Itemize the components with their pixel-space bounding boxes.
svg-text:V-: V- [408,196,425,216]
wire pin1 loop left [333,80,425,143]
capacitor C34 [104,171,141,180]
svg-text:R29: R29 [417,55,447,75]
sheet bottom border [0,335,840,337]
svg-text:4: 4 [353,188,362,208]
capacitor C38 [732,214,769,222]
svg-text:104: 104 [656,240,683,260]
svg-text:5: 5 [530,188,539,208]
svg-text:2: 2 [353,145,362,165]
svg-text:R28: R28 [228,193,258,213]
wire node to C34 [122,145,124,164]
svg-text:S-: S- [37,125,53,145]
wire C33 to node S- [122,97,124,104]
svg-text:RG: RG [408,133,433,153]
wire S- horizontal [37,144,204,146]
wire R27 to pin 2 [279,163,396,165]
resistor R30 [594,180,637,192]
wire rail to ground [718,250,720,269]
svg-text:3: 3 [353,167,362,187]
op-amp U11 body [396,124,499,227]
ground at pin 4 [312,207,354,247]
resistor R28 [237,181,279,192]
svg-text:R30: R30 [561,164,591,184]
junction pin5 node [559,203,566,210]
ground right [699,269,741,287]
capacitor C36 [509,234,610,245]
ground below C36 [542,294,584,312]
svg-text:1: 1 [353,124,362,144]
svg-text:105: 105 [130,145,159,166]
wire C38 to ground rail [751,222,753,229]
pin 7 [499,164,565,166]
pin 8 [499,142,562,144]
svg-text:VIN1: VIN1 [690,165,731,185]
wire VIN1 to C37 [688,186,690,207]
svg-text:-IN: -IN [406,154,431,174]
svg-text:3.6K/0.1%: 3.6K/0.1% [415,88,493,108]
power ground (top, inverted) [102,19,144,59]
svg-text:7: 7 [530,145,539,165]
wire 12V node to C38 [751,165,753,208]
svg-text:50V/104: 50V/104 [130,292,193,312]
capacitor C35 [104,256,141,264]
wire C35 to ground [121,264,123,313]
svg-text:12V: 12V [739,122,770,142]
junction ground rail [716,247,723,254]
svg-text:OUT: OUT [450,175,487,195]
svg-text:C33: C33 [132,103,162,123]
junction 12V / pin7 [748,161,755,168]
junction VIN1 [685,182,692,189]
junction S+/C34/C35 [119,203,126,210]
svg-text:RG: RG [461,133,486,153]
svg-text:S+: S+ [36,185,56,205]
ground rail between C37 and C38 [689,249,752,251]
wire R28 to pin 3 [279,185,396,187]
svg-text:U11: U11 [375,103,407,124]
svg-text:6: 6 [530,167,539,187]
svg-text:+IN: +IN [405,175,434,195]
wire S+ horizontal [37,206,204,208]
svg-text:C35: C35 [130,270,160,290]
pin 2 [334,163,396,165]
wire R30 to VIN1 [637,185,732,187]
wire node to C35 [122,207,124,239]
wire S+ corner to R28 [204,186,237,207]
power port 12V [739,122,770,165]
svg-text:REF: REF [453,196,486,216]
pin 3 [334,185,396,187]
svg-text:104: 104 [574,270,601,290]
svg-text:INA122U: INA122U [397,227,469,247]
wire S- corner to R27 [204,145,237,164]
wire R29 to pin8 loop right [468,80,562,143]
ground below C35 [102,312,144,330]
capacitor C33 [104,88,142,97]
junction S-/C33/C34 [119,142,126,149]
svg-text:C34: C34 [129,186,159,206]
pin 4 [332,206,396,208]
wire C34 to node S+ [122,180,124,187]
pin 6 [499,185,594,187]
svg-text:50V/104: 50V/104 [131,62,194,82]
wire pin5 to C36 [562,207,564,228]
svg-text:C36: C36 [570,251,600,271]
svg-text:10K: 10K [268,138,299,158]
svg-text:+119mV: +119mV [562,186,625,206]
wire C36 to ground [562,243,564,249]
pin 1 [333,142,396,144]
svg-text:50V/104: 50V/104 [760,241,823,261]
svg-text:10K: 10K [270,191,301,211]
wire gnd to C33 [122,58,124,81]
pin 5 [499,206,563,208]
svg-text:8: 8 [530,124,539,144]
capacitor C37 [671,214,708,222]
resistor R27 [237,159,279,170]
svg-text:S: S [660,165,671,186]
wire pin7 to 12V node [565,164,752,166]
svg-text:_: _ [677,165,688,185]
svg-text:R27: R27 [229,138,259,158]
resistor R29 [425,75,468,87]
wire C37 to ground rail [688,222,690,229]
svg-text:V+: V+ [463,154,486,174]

▶ The task:
Copy out the listing without any change, from its first line through the line with "wire R27 to pin 2 [279,163,396,165]", including both of those lines.

▶ Task output:
Itemize the components with their pixel-space bounding boxes.
svg-text:V-: V- [408,196,425,216]
wire pin1 loop left [333,80,425,143]
capacitor C34 [104,171,141,180]
svg-text:R29: R29 [417,55,447,75]
sheet bottom border [0,335,840,337]
svg-text:4: 4 [353,188,362,208]
capacitor C38 [732,214,769,222]
svg-text:104: 104 [656,240,683,260]
svg-text:5: 5 [530,188,539,208]
svg-text:2: 2 [353,145,362,165]
svg-text:R28: R28 [228,193,258,213]
wire node to C34 [122,145,124,164]
svg-text:S-: S- [37,125,53,145]
wire C33 to node S- [122,97,124,104]
svg-text:RG: RG [408,133,433,153]
wire S- horizontal [37,144,204,146]
wire R27 to pin 2 [279,163,396,165]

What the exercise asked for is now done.